*Stated goal*:
Return the material word for word. Do not include the pictures.

*Data lines*:

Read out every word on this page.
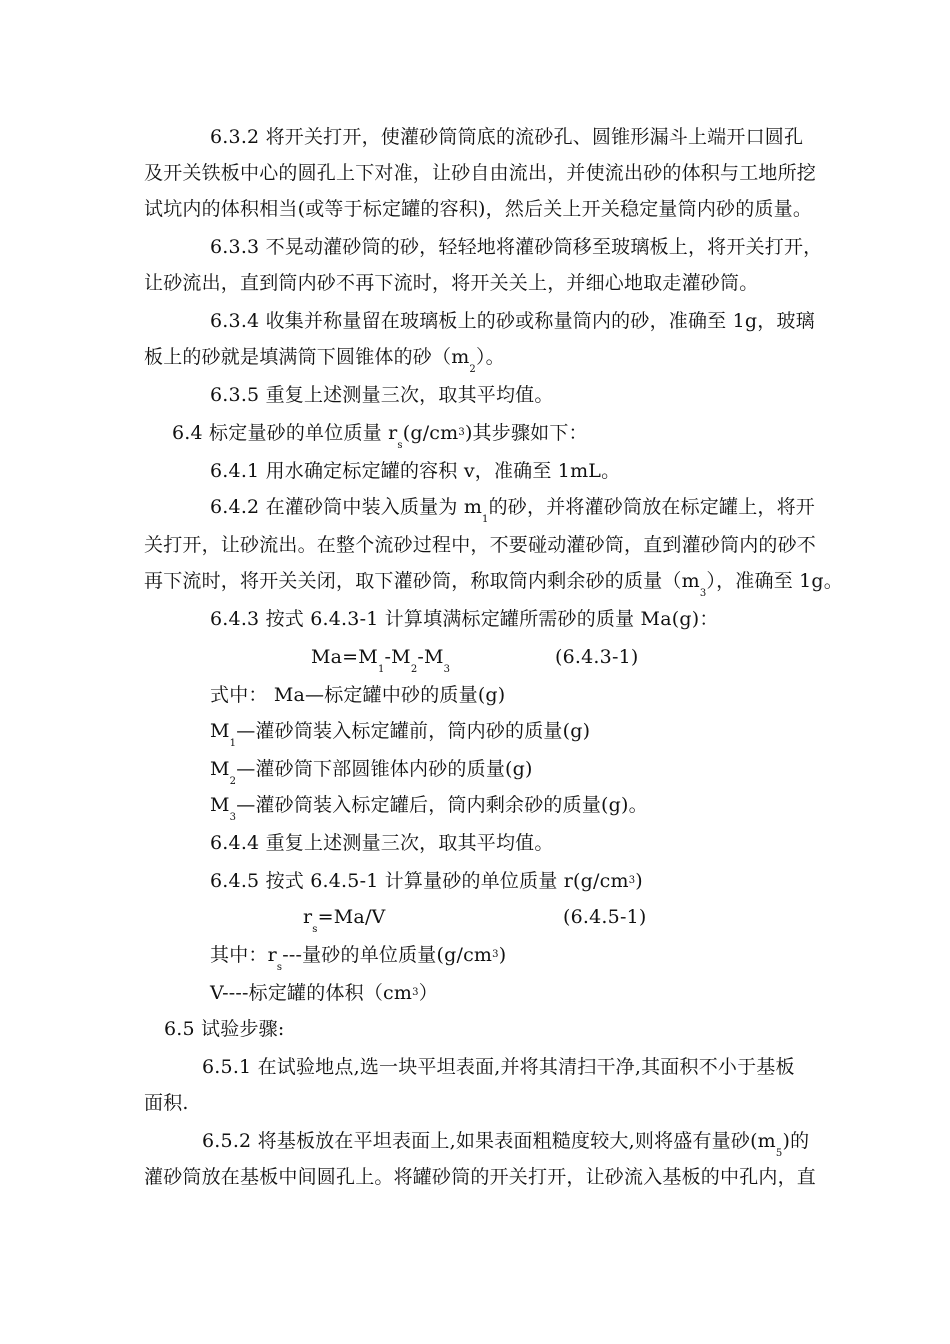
6.3.2 将开关打开，使灌砂筒筒底的流砂孔、圆锥形漏斗上端开口圆孔
及开关铁板中心的圆孔上下对准，让砂自由流出，并使流出砂的体积与工地所挖
试坑内的体积相当(或等于标定罐的容积)，然后关上开关稳定量筒内砂的质量。
6.3.3 不晃动灌砂筒的砂，轻轻地将灌砂筒移至玻璃板上，将开关打开，
让砂流出，直到筒内砂不再下流时，将开关关上，并细心地取走灌砂筒。
6.3.4 收集并称量留在玻璃板上的砂或称量筒内的砂，准确至 1g，玻璃
板上的砂就是填满筒下圆锥体的砂$(m_2)$。
6.3.5 重复上述测量三次，取其平均值。
6.4 标定量砂的单位质量 $r_s(g/cm^3)$其步骤如下：
6.4.1 用水确定标定罐的容积 v，准确至 1mL。
6.4.2 在灌砂筒中装入质量为 $m_1$的砂，并将灌砂筒放在标定罐上，将开
关打开，让砂流出。在整个流砂过程中，不要碰动灌砂筒，直到灌砂筒内的砂不
再下流时，将开关关闭，取下灌砂筒，称取筒内剩余砂的质量$(m_3)$，准确至 1g。
6.4.3 按式 6.4.3-1 计算填满标定罐所需砂的质量 Ma(g)：
$Ma=M_1-M_2-M_3$
(6.4.3-1)
式中： Ma—标定罐中砂的质量(g)
$M_1—$灌砂筒装入标定罐前，筒内砂的质量(g)
$M_2—$灌砂筒下部圆锥体内砂的质量(g)
$M_3—$灌砂筒装入标定罐后，筒内剩余砂的质量(g)。
6.4.4 重复上述测量三次，取其平均值。
6.4.5 按式 6.4.5-1 计算量砂的单位质量 $r(g/cm^3)$
$r_s=Ma/V$	(6.4.5-1)
其中：$r_s---$量砂的单位质量$(g/cm^3)$
V----标定罐的体积$(cm^3)$
6.5 试验步骤:
6.5.1 在试验地点,选一块平坦表面,并将其清扫干净,其面积不小于基板
面积.
6.5.2 将基板放在平坦表面上,如果表面粗糙度较大,则将盛有量砂$(m_5)$的
灌砂筒放在基板中间圆孔上。将罐砂筒的开关打开，让砂流入基板的中孔内，直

*Answer in full*:
Read out every word on this page.
6.3.2 将开关打开，使灌砂筒筒底的流砂孔、圆锥形漏斗上端开口圆孔
及开关铁板中心的圆孔上下对准，让砂自由流出，并使流出砂的体积与工地所挖
试坑内的体积相当(或等于标定罐的容积)，然后关上开关稳定量筒内砂的质量。
6.3.3 不晃动灌砂筒的砂，轻轻地将灌砂筒移至玻璃板上，将开关打开，
让砂流出，直到筒内砂不再下流时，将开关关上，并细心地取走灌砂筒。
6.3.4 收集并称量留在玻璃板上的砂或称量筒内的砂，准确至 1g，玻璃
板上的砂就是填满筒下圆锥体的砂$(m_2)$。
6.3.5 重复上述测量三次，取其平均值。
6.4 标定量砂的单位质量 $r_s(g/cm^3)$其步骤如下：
6.4.1 用水确定标定罐的容积 v，准确至 1mL。
6.4.2 在灌砂筒中装入质量为 $m_1$的砂，并将灌砂筒放在标定罐上，将开
关打开，让砂流出。在整个流砂过程中，不要碰动灌砂筒，直到灌砂筒内的砂不
再下流时，将开关关闭，取下灌砂筒，称取筒内剩余砂的质量$(m_3)$，准确至 1g。
6.4.3 按式 6.4.3-1 计算填满标定罐所需砂的质量 Ma(g)：
$Ma=M_1-M_2-M_3$
(6.4.3-1)
式中： Ma—标定罐中砂的质量(g)
$M_1—$灌砂筒装入标定罐前，筒内砂的质量(g)
$M_2—$灌砂筒下部圆锥体内砂的质量(g)
$M_3—$灌砂筒装入标定罐后，筒内剩余砂的质量(g)。
6.4.4 重复上述测量三次，取其平均值。
6.4.5 按式 6.4.5-1 计算量砂的单位质量 $r(g/cm^3)$
$r_s=Ma/V$	(6.4.5-1)
其中：$r_s---$量砂的单位质量$(g/cm^3)$
V----标定罐的体积$(cm^3)$
6.5 试验步骤:
6.5.1 在试验地点,选一块平坦表面,并将其清扫干净,其面积不小于基板
面积.
6.5.2 将基板放在平坦表面上,如果表面粗糙度较大,则将盛有量砂$(m_5)$的
灌砂筒放在基板中间圆孔上。将罐砂筒的开关打开，让砂流入基板的中孔内，直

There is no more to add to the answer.